§ **TASK REQUIREMENTS**
Everything in the data should be repeated exactly, save for the images.

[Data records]
>>>>

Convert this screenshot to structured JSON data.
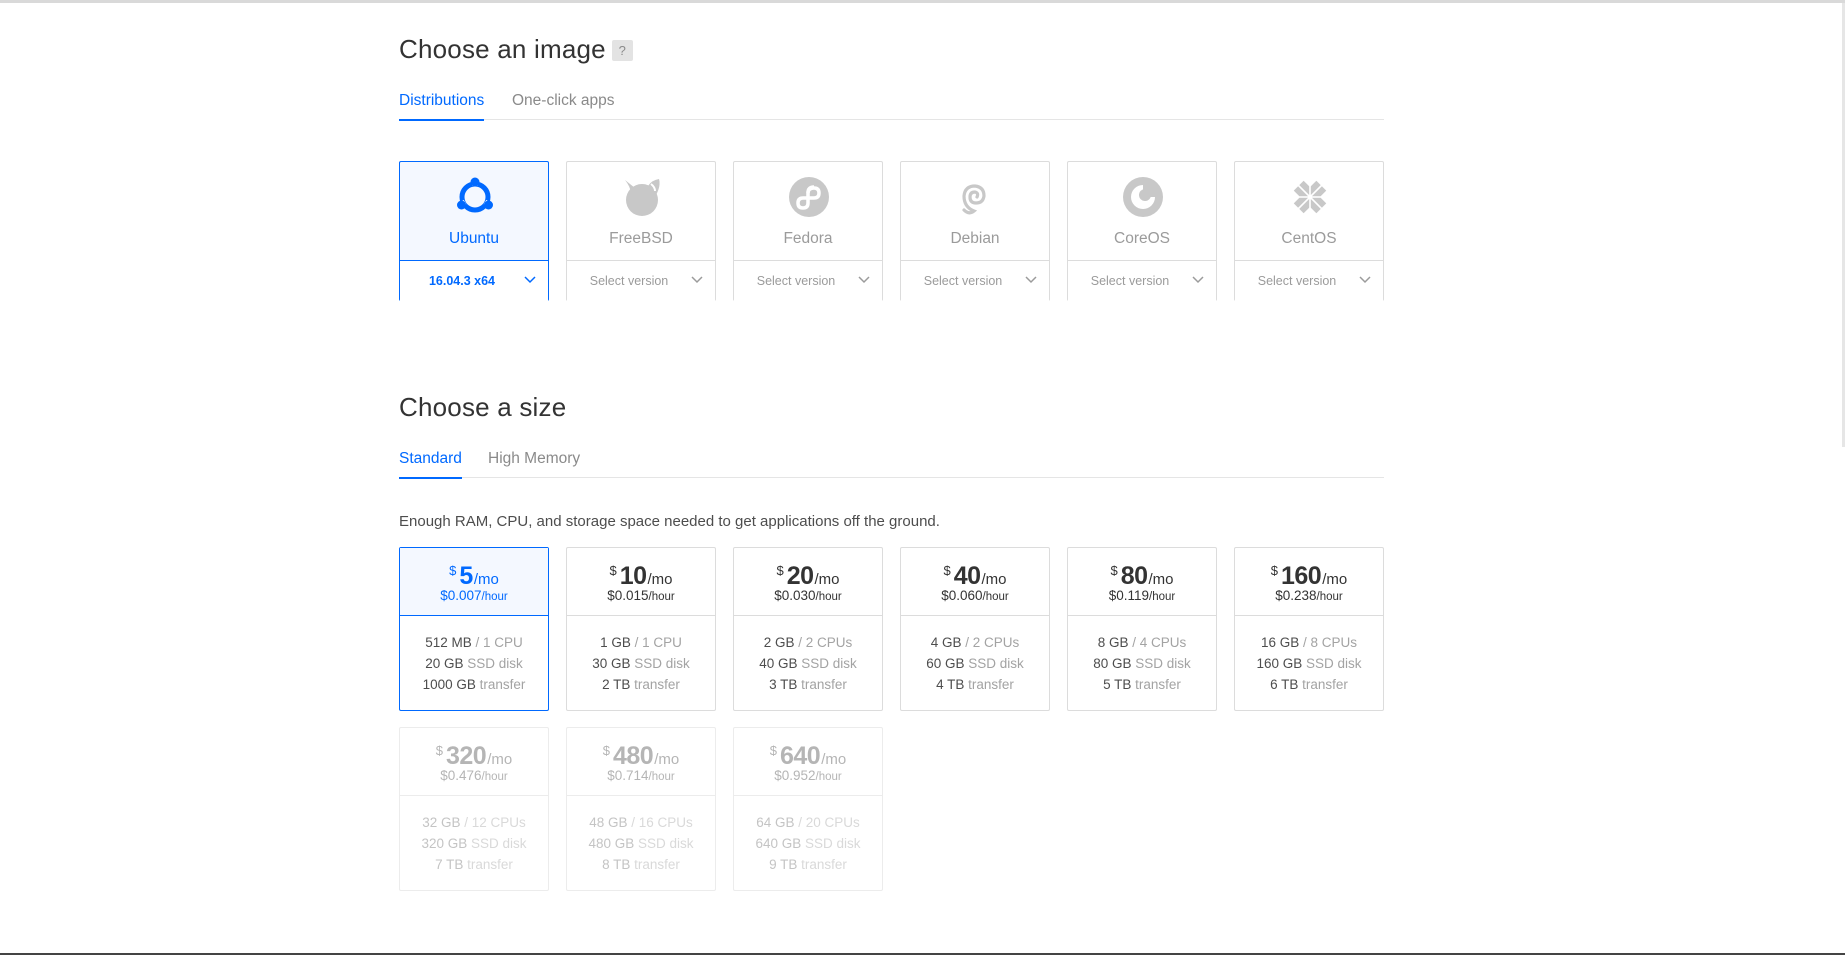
{
  "image_section": {
    "title": "Choose an image",
    "help": "?",
    "tabs": [
      {
        "label": "Distributions",
        "active": true
      },
      {
        "label": "One-click apps",
        "active": false
      }
    ],
    "distributions": [
      {
        "name": "Ubuntu",
        "version": "16.04.3 x64",
        "selected": true,
        "icon": "ubuntu-icon"
      },
      {
        "name": "FreeBSD",
        "version": "Select version",
        "selected": false,
        "icon": "freebsd-icon"
      },
      {
        "name": "Fedora",
        "version": "Select version",
        "selected": false,
        "icon": "fedora-icon"
      },
      {
        "name": "Debian",
        "version": "Select version",
        "selected": false,
        "icon": "debian-icon"
      },
      {
        "name": "CoreOS",
        "version": "Select version",
        "selected": false,
        "icon": "coreos-icon"
      },
      {
        "name": "CentOS",
        "version": "Select version",
        "selected": false,
        "icon": "centos-icon"
      }
    ]
  },
  "size_section": {
    "title": "Choose a size",
    "tabs": [
      {
        "label": "Standard",
        "active": true
      },
      {
        "label": "High Memory",
        "active": false
      }
    ],
    "description": "Enough RAM, CPU, and storage space needed to get applications off the ground.",
    "currency": "$",
    "per_month": "/mo",
    "per_hour": "/hour",
    "plans": [
      {
        "monthly": "5",
        "hourly": "$0.007",
        "ram": "512 MB",
        "cpu": " / 1 CPU",
        "disk": "20 GB",
        "disk_label": " SSD disk",
        "transfer": "1000 GB",
        "transfer_label": " transfer",
        "selected": true,
        "disabled": false
      },
      {
        "monthly": "10",
        "hourly": "$0.015",
        "ram": "1 GB",
        "cpu": " / 1 CPU",
        "disk": "30 GB",
        "disk_label": " SSD disk",
        "transfer": "2 TB",
        "transfer_label": " transfer",
        "selected": false,
        "disabled": false
      },
      {
        "monthly": "20",
        "hourly": "$0.030",
        "ram": "2 GB",
        "cpu": " / 2 CPUs",
        "disk": "40 GB",
        "disk_label": " SSD disk",
        "transfer": "3 TB",
        "transfer_label": " transfer",
        "selected": false,
        "disabled": false
      },
      {
        "monthly": "40",
        "hourly": "$0.060",
        "ram": "4 GB",
        "cpu": " / 2 CPUs",
        "disk": "60 GB",
        "disk_label": " SSD disk",
        "transfer": "4 TB",
        "transfer_label": " transfer",
        "selected": false,
        "disabled": false
      },
      {
        "monthly": "80",
        "hourly": "$0.119",
        "ram": "8 GB",
        "cpu": " / 4 CPUs",
        "disk": "80 GB",
        "disk_label": " SSD disk",
        "transfer": "5 TB",
        "transfer_label": " transfer",
        "selected": false,
        "disabled": false
      },
      {
        "monthly": "160",
        "hourly": "$0.238",
        "ram": "16 GB",
        "cpu": " / 8 CPUs",
        "disk": "160 GB",
        "disk_label": " SSD disk",
        "transfer": "6 TB",
        "transfer_label": " transfer",
        "selected": false,
        "disabled": false
      },
      {
        "monthly": "320",
        "hourly": "$0.476",
        "ram": "32 GB",
        "cpu": " / 12 CPUs",
        "disk": "320 GB",
        "disk_label": " SSD disk",
        "transfer": "7 TB",
        "transfer_label": " transfer",
        "selected": false,
        "disabled": true
      },
      {
        "monthly": "480",
        "hourly": "$0.714",
        "ram": "48 GB",
        "cpu": " / 16 CPUs",
        "disk": "480 GB",
        "disk_label": " SSD disk",
        "transfer": "8 TB",
        "transfer_label": " transfer",
        "selected": false,
        "disabled": true
      },
      {
        "monthly": "640",
        "hourly": "$0.952",
        "ram": "64 GB",
        "cpu": " / 20 CPUs",
        "disk": "640 GB",
        "disk_label": " SSD disk",
        "transfer": "9 TB",
        "transfer_label": " transfer",
        "selected": false,
        "disabled": true
      }
    ]
  },
  "colors": {
    "accent": "#0069ff",
    "selected_bg": "#f4f8ff",
    "border": "#dcdcdc",
    "icon_gray": "#c8c8c8"
  }
}
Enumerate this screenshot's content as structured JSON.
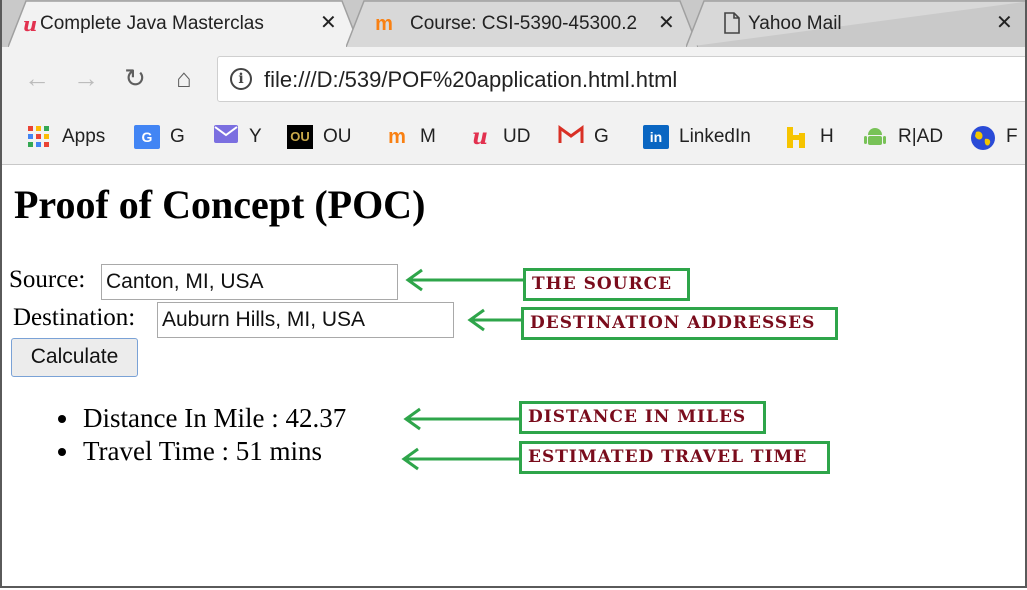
{
  "tabs": [
    {
      "title": "Complete Java Masterclas",
      "favicon": "udemy-icon"
    },
    {
      "title": "Course: CSI-5390-45300.2",
      "favicon": "moodle-icon"
    },
    {
      "title": "Yahoo Mail",
      "favicon": "document-icon"
    }
  ],
  "toolbar": {
    "url": "file:///D:/539/POF%20application.html.html"
  },
  "bookmarks": [
    {
      "label": "Apps",
      "icon": "apps-grid-icon"
    },
    {
      "label": "G",
      "icon": "google-translate-icon"
    },
    {
      "label": "Y",
      "icon": "mail-icon"
    },
    {
      "label": "OU",
      "icon": "ou-logo-icon"
    },
    {
      "label": "M",
      "icon": "moodle-icon"
    },
    {
      "label": "UD",
      "icon": "udemy-icon"
    },
    {
      "label": "G",
      "icon": "gmail-icon"
    },
    {
      "label": "LinkedIn",
      "icon": "linkedin-icon"
    },
    {
      "label": "H",
      "icon": "h-icon"
    },
    {
      "label": "R|AD",
      "icon": "android-icon"
    },
    {
      "label": "F",
      "icon": "globe-icon"
    }
  ],
  "page": {
    "title": "Proof of Concept (POC)",
    "source_label": "Source:",
    "source_value": "Canton, MI, USA",
    "destination_label": "Destination:",
    "destination_value": "Auburn Hills, MI, USA",
    "calculate_label": "Calculate",
    "results": [
      "Distance In Mile : 42.37",
      "Travel Time : 51 mins"
    ]
  },
  "annotations": [
    "The source",
    "Destination addresses",
    "Distance in miles",
    "Estimated travel time"
  ],
  "colors": {
    "annotation_border": "#2ea54a",
    "annotation_text": "#7a0c1c",
    "arrow": "#2ea54a"
  }
}
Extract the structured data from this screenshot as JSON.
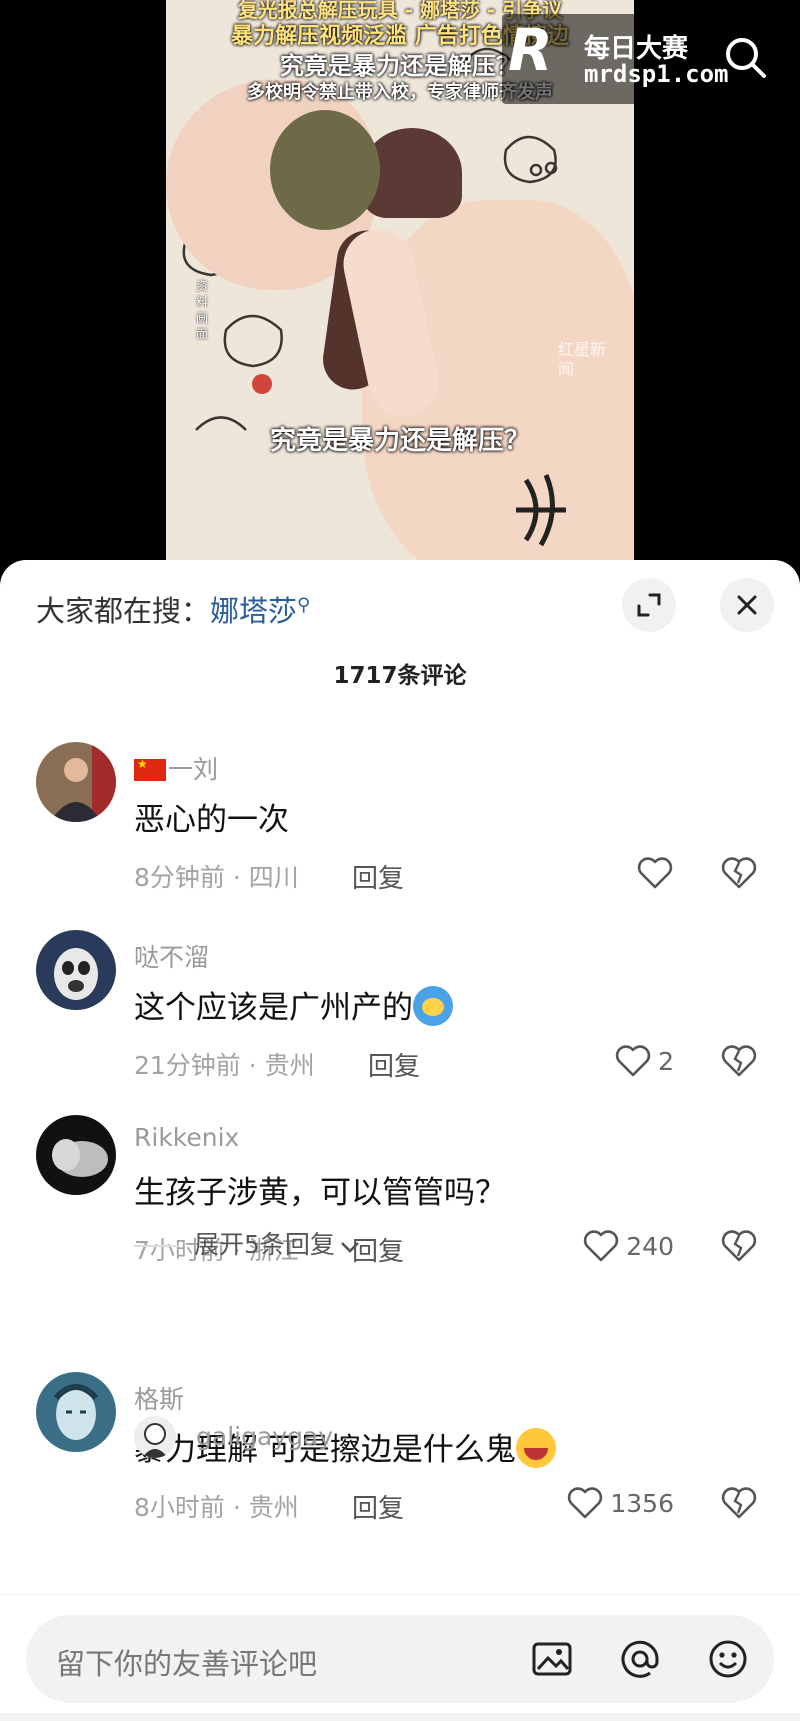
{
  "video": {
    "headline_line1": "复光报总解压玩具 - 娜塔莎 - 引争议",
    "headline_line2": "暴力解压视频泛滥 广告打色情擦边",
    "headline_line3": "究竟是暴力还是解压？",
    "headline_line4": "多校明令禁止带入校，专家律师齐发声",
    "vertical_label": "资料画面",
    "source_watermark": "红星新闻",
    "subtitle": "究竟是暴力还是解压？",
    "brand_letter": "R",
    "brand_name": "每日大赛",
    "brand_url": "mrdsp1.com"
  },
  "sheet": {
    "trending_label": "大家都在搜：",
    "trending_term": "娜塔莎",
    "comment_count": "1717条评论"
  },
  "comments": [
    {
      "username": "一刘",
      "text": "恶心的一次",
      "time_location": "8分钟前 · 四川",
      "reply": "回复",
      "likes": ""
    },
    {
      "username": "哒不溜",
      "text": "这个应该是广州产的",
      "time_location": "21分钟前 · 贵州",
      "reply": "回复",
      "likes": "2"
    },
    {
      "username": "Rikkenix",
      "text": "生孩子涉黄，可以管管吗？",
      "time_location": "7小时前 · 浙江",
      "reply": "回复",
      "likes": "240"
    },
    {
      "username": "格斯",
      "text": "暴力理解 可是擦边是什么鬼",
      "time_location": "8小时前 · 贵州",
      "reply": "回复",
      "likes": "1356"
    }
  ],
  "expand_replies": "展开5条回复",
  "peek_reply_username": "galigaygay",
  "input": {
    "placeholder": "留下你的友善评论吧"
  },
  "colors": {
    "link": "#2a5e9c",
    "meta": "#a3a3a3",
    "sheet_bg": "#ffffff"
  },
  "icons": [
    "search-icon",
    "expand-icon",
    "close-icon",
    "heart-icon",
    "dislike-heart-icon",
    "image-icon",
    "at-icon",
    "emoji-icon",
    "chevron-down-icon"
  ]
}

<<<<

§ **WRITTEN SOLUTION**
Convert this screenshot to structured JSON data.
{
  "image_section": {
    "title": "Choose an image",
    "help": "?",
    "tabs": [
      {
        "label": "Distributions",
        "active": true
      },
      {
        "label": "One-click apps",
        "active": false
      }
    ],
    "distributions": [
      {
        "name": "Ubuntu",
        "version": "16.04.3 x64",
        "selected": true,
        "icon": "ubuntu-icon"
      },
      {
        "name": "FreeBSD",
        "version": "Select version",
        "selected": false,
        "icon": "freebsd-icon"
      },
      {
        "name": "Fedora",
        "version": "Select version",
        "selected": false,
        "icon": "fedora-icon"
      },
      {
        "name": "Debian",
        "version": "Select version",
        "selected": false,
        "icon": "debian-icon"
      },
      {
        "name": "CoreOS",
        "version": "Select version",
        "selected": false,
        "icon": "coreos-icon"
      },
      {
        "name": "CentOS",
        "version": "Select version",
        "selected": false,
        "icon": "centos-icon"
      }
    ]
  },
  "size_section": {
    "title": "Choose a size",
    "tabs": [
      {
        "label": "Standard",
        "active": true
      },
      {
        "label": "High Memory",
        "active": false
      }
    ],
    "description": "Enough RAM, CPU, and storage space needed to get applications off the ground.",
    "currency": "$",
    "per_month": "/mo",
    "per_hour": "/hour",
    "plans": [
      {
        "monthly": "5",
        "hourly": "$0.007",
        "ram": "512 MB",
        "cpu": " / 1 CPU",
        "disk": "20 GB",
        "disk_label": " SSD disk",
        "transfer": "1000 GB",
        "transfer_label": " transfer",
        "selected": true,
        "disabled": false
      },
      {
        "monthly": "10",
        "hourly": "$0.015",
        "ram": "1 GB",
        "cpu": " / 1 CPU",
        "disk": "30 GB",
        "disk_label": " SSD disk",
        "transfer": "2 TB",
        "transfer_label": " transfer",
        "selected": false,
        "disabled": false
      },
      {
        "monthly": "20",
        "hourly": "$0.030",
        "ram": "2 GB",
        "cpu": " / 2 CPUs",
        "disk": "40 GB",
        "disk_label": " SSD disk",
        "transfer": "3 TB",
        "transfer_label": " transfer",
        "selected": false,
        "disabled": false
      },
      {
        "monthly": "40",
        "hourly": "$0.060",
        "ram": "4 GB",
        "cpu": " / 2 CPUs",
        "disk": "60 GB",
        "disk_label": " SSD disk",
        "transfer": "4 TB",
        "transfer_label": " transfer",
        "selected": false,
        "disabled": false
      },
      {
        "monthly": "80",
        "hourly": "$0.119",
        "ram": "8 GB",
        "cpu": " / 4 CPUs",
        "disk": "80 GB",
        "disk_label": " SSD disk",
        "transfer": "5 TB",
        "transfer_label": " transfer",
        "selected": false,
        "disabled": false
      },
      {
        "monthly": "160",
        "hourly": "$0.238",
        "ram": "16 GB",
        "cpu": " / 8 CPUs",
        "disk": "160 GB",
        "disk_label": " SSD disk",
        "transfer": "6 TB",
        "transfer_label": " transfer",
        "selected": false,
        "disabled": false
      },
      {
        "monthly": "320",
        "hourly": "$0.476",
        "ram": "32 GB",
        "cpu": " / 12 CPUs",
        "disk": "320 GB",
        "disk_label": " SSD disk",
        "transfer": "7 TB",
        "transfer_label": " transfer",
        "selected": false,
        "disabled": true
      },
      {
        "monthly": "480",
        "hourly": "$0.714",
        "ram": "48 GB",
        "cpu": " / 16 CPUs",
        "disk": "480 GB",
        "disk_label": " SSD disk",
        "transfer": "8 TB",
        "transfer_label": " transfer",
        "selected": false,
        "disabled": true
      },
      {
        "monthly": "640",
        "hourly": "$0.952",
        "ram": "64 GB",
        "cpu": " / 20 CPUs",
        "disk": "640 GB",
        "disk_label": " SSD disk",
        "transfer": "9 TB",
        "transfer_label": " transfer",
        "selected": false,
        "disabled": true
      }
    ]
  },
  "colors": {
    "accent": "#0069ff",
    "selected_bg": "#f4f8ff",
    "border": "#dcdcdc",
    "icon_gray": "#c8c8c8"
  }
}
Enumerate this screenshot's content as structured JSON.
{
  "tabs": [
    {
      "title": "Complete Java Masterclas",
      "favicon": "udemy-icon"
    },
    {
      "title": "Course: CSI-5390-45300.2",
      "favicon": "moodle-icon"
    },
    {
      "title": "Yahoo Mail",
      "favicon": "document-icon"
    }
  ],
  "toolbar": {
    "url": "file:///D:/539/POF%20application.html.html"
  },
  "bookmarks": [
    {
      "label": "Apps",
      "icon": "apps-grid-icon"
    },
    {
      "label": "G",
      "icon": "google-translate-icon"
    },
    {
      "label": "Y",
      "icon": "mail-icon"
    },
    {
      "label": "OU",
      "icon": "ou-logo-icon"
    },
    {
      "label": "M",
      "icon": "moodle-icon"
    },
    {
      "label": "UD",
      "icon": "udemy-icon"
    },
    {
      "label": "G",
      "icon": "gmail-icon"
    },
    {
      "label": "LinkedIn",
      "icon": "linkedin-icon"
    },
    {
      "label": "H",
      "icon": "h-icon"
    },
    {
      "label": "R|AD",
      "icon": "android-icon"
    },
    {
      "label": "F",
      "icon": "globe-icon"
    }
  ],
  "page": {
    "title": "Proof of Concept (POC)",
    "source_label": "Source:",
    "source_value": "Canton, MI, USA",
    "destination_label": "Destination:",
    "destination_value": "Auburn Hills, MI, USA",
    "calculate_label": "Calculate",
    "results": [
      "Distance In Mile : 42.37",
      "Travel Time : 51 mins"
    ]
  },
  "annotations": [
    "The source",
    "Destination addresses",
    "Distance in miles",
    "Estimated travel time"
  ],
  "colors": {
    "annotation_border": "#2ea54a",
    "annotation_text": "#7a0c1c",
    "arrow": "#2ea54a"
  }
}
Extract the structured data from this screenshot as JSON.
{
  "video": {
    "headline_line1": "复光报总解压玩具 - 娜塔莎 - 引争议",
    "headline_line2": "暴力解压视频泛滥 广告打色情擦边",
    "headline_line3": "究竟是暴力还是解压？",
    "headline_line4": "多校明令禁止带入校，专家律师齐发声",
    "vertical_label": "资料画面",
    "source_watermark": "红星新闻",
    "subtitle": "究竟是暴力还是解压？",
    "brand_letter": "R",
    "brand_name": "每日大赛",
    "brand_url": "mrdsp1.com"
  },
  "sheet": {
    "trending_label": "大家都在搜：",
    "trending_term": "娜塔莎",
    "comment_count": "1717条评论"
  },
  "comments": [
    {
      "username": "一刘",
      "text": "恶心的一次",
      "time_location": "8分钟前 · 四川",
      "reply": "回复",
      "likes": ""
    },
    {
      "username": "哒不溜",
      "text": "这个应该是广州产的",
      "time_location": "21分钟前 · 贵州",
      "reply": "回复",
      "likes": "2"
    },
    {
      "username": "Rikkenix",
      "text": "生孩子涉黄，可以管管吗？",
      "time_location": "7小时前 · 浙江",
      "reply": "回复",
      "likes": "240"
    },
    {
      "username": "格斯",
      "text": "暴力理解 可是擦边是什么鬼",
      "time_location": "8小时前 · 贵州",
      "reply": "回复",
      "likes": "1356"
    }
  ],
  "expand_replies": "展开5条回复",
  "peek_reply_username": "galigaygay",
  "input": {
    "placeholder": "留下你的友善评论吧"
  },
  "colors": {
    "link": "#2a5e9c",
    "meta": "#a3a3a3",
    "sheet_bg": "#ffffff"
  },
  "icons": [
    "search-icon",
    "expand-icon",
    "close-icon",
    "heart-icon",
    "dislike-heart-icon",
    "image-icon",
    "at-icon",
    "emoji-icon",
    "chevron-down-icon"
  ]
}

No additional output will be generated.